→ Records to process
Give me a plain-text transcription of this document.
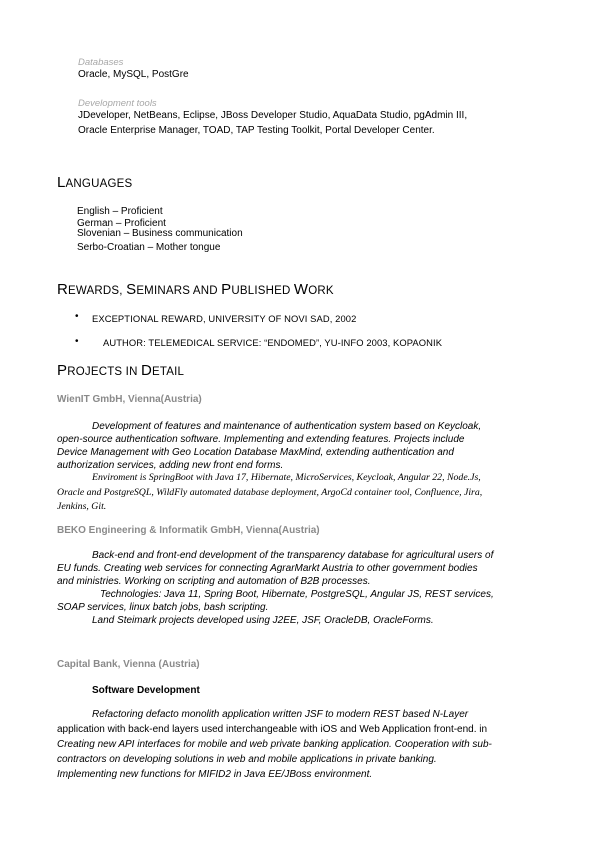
Databases
Oracle, MySQL, PostGre
Development tools
JDeveloper, NetBeans, Eclipse, JBoss Developer Studio, AquaData Studio, pgAdmin III,
Oracle Enterprise Manager, TOAD, TAP Testing Toolkit, Portal Developer Center.
LANGUAGES
English – Proficient
German – Proficient
Slovenian – Business communication
Serbo-Croatian – Mother tongue
REWARDS, SEMINARS AND PUBLISHED WORK
• EXCEPTIONAL REWARD, UNIVERSITY OF NOVI SAD, 2002
•	AUTHOR: TELEMEDICAL SERVICE: “ENDOMED”, YU-INFO 2003, KOPAONIK
PROJECTS IN DETAIL
WienIT GmbH, Vienna(Austria)
Development of features and maintenance of authentication system based on Keycloak,
open-source authentication software. Implementing and extending features. Projects include
Device Management with Geo Location Database MaxMind, extending authentication and
authorization services, adding new front end forms.
Enviroment is SpringBoot with Java 17, Hibernate, MicroServices, Keycloak, Angular 22, Node.Js,
Oracle and PostgreSQL, WildFly automated database deployment, ArgoCd container tool, Confluence, Jira,
Jenkins, Git.
BEKO Engineering & Informatik GmbH, Vienna(Austria)
Back-end and front-end development of the transparency database for agricultural users of
EU funds. Creating web services for connecting AgrarMarkt Austria to other government bodies
and ministries. Working on scripting and automation of B2B processes.
Technologies: Java 11, Spring Boot, Hibernate, PostgreSQL, Angular JS, REST services,
SOAP services, linux batch jobs, bash scripting.
Land Steimark projects developed using J2EE, JSF, OracleDB, OracleForms.
Capital Bank, Vienna (Austria)
Software Development
Refactoring defacto monolith application written JSF to modern REST based N-Layer
application with back-end layers used interchangeable with iOS and Web Application front-end. in
Creating new API interfaces for mobile and web private banking application. Cooperation with sub-
contractors on developing solutions in web and mobile applications in private banking.
Implementing new functions for MIFID2 in Java EE/JBoss environment.
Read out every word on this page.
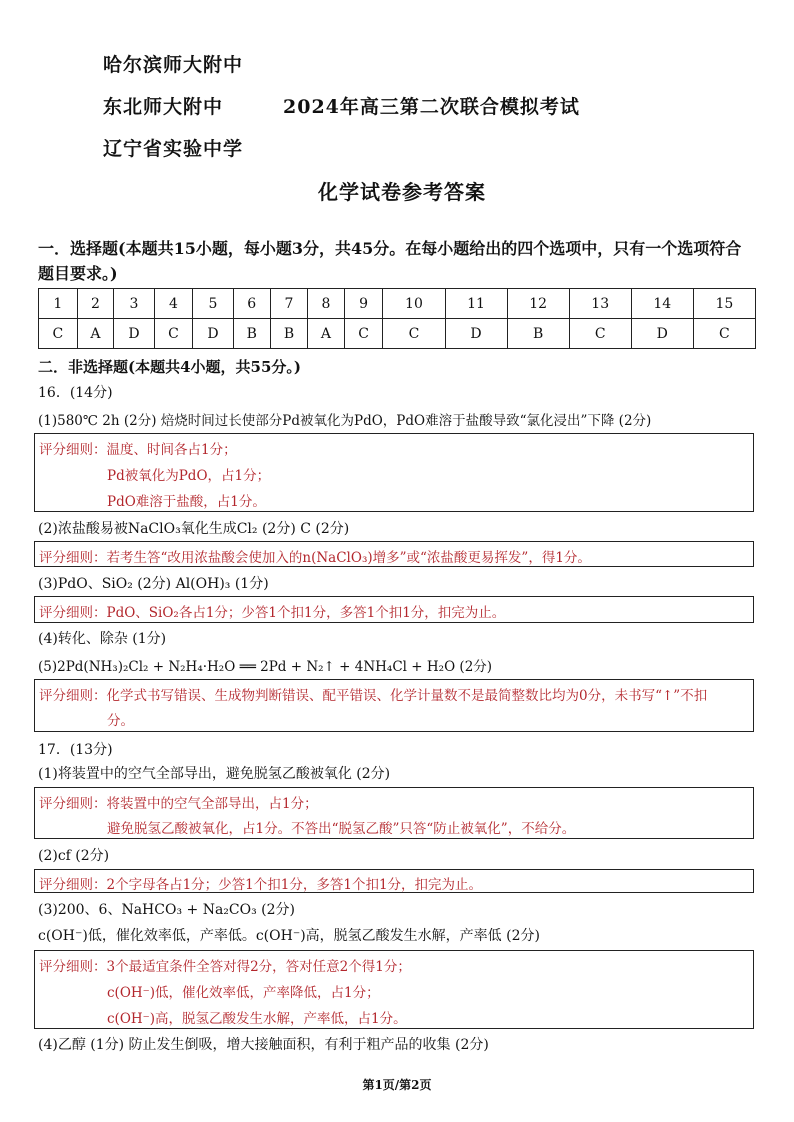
哈尔滨师大附中
东北师大附中	2024年高三第二次联合模拟考试
辽宁省实验中学
化学试卷参考答案
一．选择题(本题共15小题，每小题3分，共45分。在每小题给出的四个选项中，只有一个选项符合
题目要求。)
1	2	3	4	5	6	7	8	9	10	11	12	13	14	15
C	A	D	C	D	B	B	A	C	C	D	B	C	D	C
二．非选择题(本题共4小题，共55分。)
16．(14分)
(1)580℃ 2h (2分) 焙烧时间过长使部分Pd被氧化为PdO，PdO难溶于盐酸导致“氯化浸出”下降 (2分)
评分细则：温度、时间各占1分；
Pd被氧化为PdO，占1分；
PdO难溶于盐酸，占1分。
(2)浓盐酸易被NaClO₃氧化生成Cl₂ (2分) C (2分)
评分细则：若考生答“改用浓盐酸会使加入的n(NaClO₃)增多”或“浓盐酸更易挥发”，得1分。
(3)PdO、SiO₂ (2分) Al(OH)₃ (1分)
评分细则：PdO、SiO₂各占1分；少答1个扣1分，多答1个扣1分，扣完为止。
(4)转化、除杂 (1分)
(5)2Pd(NH₃)₂Cl₂ + N₂H₄·H₂O ══ 2Pd + N₂↑ + 4NH₄Cl + H₂O (2分)
评分细则：化学式书写错误、生成物判断错误、配平错误、化学计量数不是最简整数比均为0分，未书写“↑”不扣
分。
17．(13分)
(1)将装置中的空气全部导出，避免脱氢乙酸被氧化 (2分)
评分细则：将装置中的空气全部导出，占1分；
避免脱氢乙酸被氧化，占1分。不答出“脱氢乙酸”只答“防止被氧化”，不给分。
(2)cf (2分)
评分细则：2个字母各占1分；少答1个扣1分，多答1个扣1分，扣完为止。
(3)200、6、NaHCO₃ + Na₂CO₃ (2分)
c(OH⁻)低，催化效率低，产率低。c(OH⁻)高，脱氢乙酸发生水解，产率低 (2分)
评分细则：3个最适宜条件全答对得2分，答对任意2个得1分；
c(OH⁻)低，催化效率低，产率降低，占1分；
c(OH⁻)高，脱氢乙酸发生水解，产率低，占1分。
(4)乙醇 (1分) 防止发生倒吸，增大接触面积，有利于粗产品的收集 (2分)
第1页/第2页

→ Task to complete
Sift through the entries and copy every line with "避免脱氢乙酸被氧化".

→ Answer
(1)将装置中的空气全部导出，避免脱氢乙酸被氧化 (2分)
避免脱氢乙酸被氧化，占1分。不答出“脱氢乙酸”只答“防止被氧化”，不给分。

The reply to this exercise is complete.